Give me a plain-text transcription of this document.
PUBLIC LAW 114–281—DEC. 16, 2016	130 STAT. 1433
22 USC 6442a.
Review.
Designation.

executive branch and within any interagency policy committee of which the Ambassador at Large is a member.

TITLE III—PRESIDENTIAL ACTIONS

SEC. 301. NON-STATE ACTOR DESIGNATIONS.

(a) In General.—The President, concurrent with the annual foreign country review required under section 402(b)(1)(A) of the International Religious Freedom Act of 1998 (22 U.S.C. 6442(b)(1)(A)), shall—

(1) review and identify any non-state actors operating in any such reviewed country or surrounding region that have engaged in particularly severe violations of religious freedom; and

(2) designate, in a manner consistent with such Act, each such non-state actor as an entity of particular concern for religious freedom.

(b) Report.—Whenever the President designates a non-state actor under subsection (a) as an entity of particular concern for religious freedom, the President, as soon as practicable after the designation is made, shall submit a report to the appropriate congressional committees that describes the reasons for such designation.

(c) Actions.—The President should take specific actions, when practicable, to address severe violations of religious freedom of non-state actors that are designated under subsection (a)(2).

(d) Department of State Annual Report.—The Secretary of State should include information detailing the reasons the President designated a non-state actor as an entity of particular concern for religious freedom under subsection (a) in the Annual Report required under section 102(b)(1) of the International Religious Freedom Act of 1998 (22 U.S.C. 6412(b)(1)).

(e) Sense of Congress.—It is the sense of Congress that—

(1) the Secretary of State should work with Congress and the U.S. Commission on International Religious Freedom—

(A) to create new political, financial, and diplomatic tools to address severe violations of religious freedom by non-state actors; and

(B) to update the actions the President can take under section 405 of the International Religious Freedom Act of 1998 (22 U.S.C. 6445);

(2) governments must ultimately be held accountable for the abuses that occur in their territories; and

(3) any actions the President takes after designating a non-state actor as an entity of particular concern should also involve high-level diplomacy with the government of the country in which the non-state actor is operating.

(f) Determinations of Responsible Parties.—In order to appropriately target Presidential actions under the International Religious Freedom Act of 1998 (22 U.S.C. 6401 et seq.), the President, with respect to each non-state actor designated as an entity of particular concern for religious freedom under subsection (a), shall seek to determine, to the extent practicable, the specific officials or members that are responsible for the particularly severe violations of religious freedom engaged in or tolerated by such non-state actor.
···
The request >> Please set down the whole listing above without altering a single line.

Exercise answer >>
Give me a plain-text transcription of this document.
PUBLIC LAW 114–281—DEC. 16, 2016	130 STAT. 1433
22 USC 6442a.
Review.
Designation.

executive branch and within any interagency policy committee of which the Ambassador at Large is a member.

TITLE III—PRESIDENTIAL ACTIONS

SEC. 301. NON-STATE ACTOR DESIGNATIONS.

(a) In General.—The President, concurrent with the annual foreign country review required under section 402(b)(1)(A) of the International Religious Freedom Act of 1998 (22 U.S.C. 6442(b)(1)(A)), shall—

(1) review and identify any non-state actors operating in any such reviewed country or surrounding region that have engaged in particularly severe violations of religious freedom; and

(2) designate, in a manner consistent with such Act, each such non-state actor as an entity of particular concern for religious freedom.

(b) Report.—Whenever the President designates a non-state actor under subsection (a) as an entity of particular concern for religious freedom, the President, as soon as practicable after the designation is made, shall submit a report to the appropriate congressional committees that describes the reasons for such designation.

(c) Actions.—The President should take specific actions, when practicable, to address severe violations of religious freedom of non-state actors that are designated under subsection (a)(2).

(d) Department of State Annual Report.—The Secretary of State should include information detailing the reasons the President designated a non-state actor as an entity of particular concern for religious freedom under subsection (a) in the Annual Report required under section 102(b)(1) of the International Religious Freedom Act of 1998 (22 U.S.C. 6412(b)(1)).

(e) Sense of Congress.—It is the sense of Congress that—

(1) the Secretary of State should work with Congress and the U.S. Commission on International Religious Freedom—

(A) to create new political, financial, and diplomatic tools to address severe violations of religious freedom by non-state actors; and

(B) to update the actions the President can take under section 405 of the International Religious Freedom Act of 1998 (22 U.S.C. 6445);

(2) governments must ultimately be held accountable for the abuses that occur in their territories; and

(3) any actions the President takes after designating a non-state actor as an entity of particular concern should also involve high-level diplomacy with the government of the country in which the non-state actor is operating.

(f) Determinations of Responsible Parties.—In order to appropriately target Presidential actions under the International Religious Freedom Act of 1998 (22 U.S.C. 6401 et seq.), the President, with respect to each non-state actor designated as an entity of particular concern for religious freedom under subsection (a), shall seek to determine, to the extent practicable, the specific officials or members that are responsible for the particularly severe violations of religious freedom engaged in or tolerated by such non-state actor.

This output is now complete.